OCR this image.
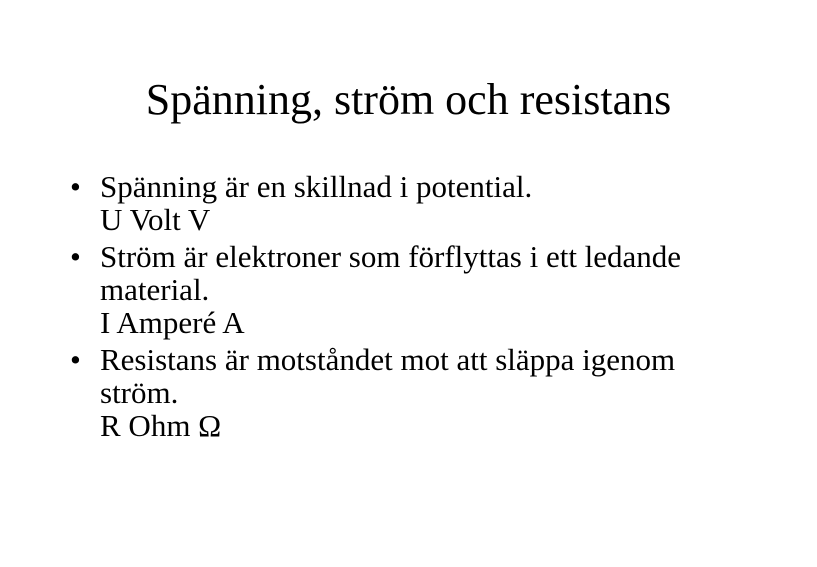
Spänning, ström och resistans
• Spänning är en skillnad i potential.
U Volt V
• Ström är elektroner som förflyttas i ett ledande
material.
I Amperé A
• Resistans är motståndet mot att släppa igenom
ström.
R Ohm Ω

---

ASSIGNMENT:
Everything in the records above should be retyped exactly except the pictures.

FINAL ANSWER:
OCR this image.
Spänning, ström och resistans
• Spänning är en skillnad i potential.
U Volt V
• Ström är elektroner som förflyttas i ett ledande
material.
I Amperé A
• Resistans är motståndet mot att släppa igenom
ström.
R Ohm Ω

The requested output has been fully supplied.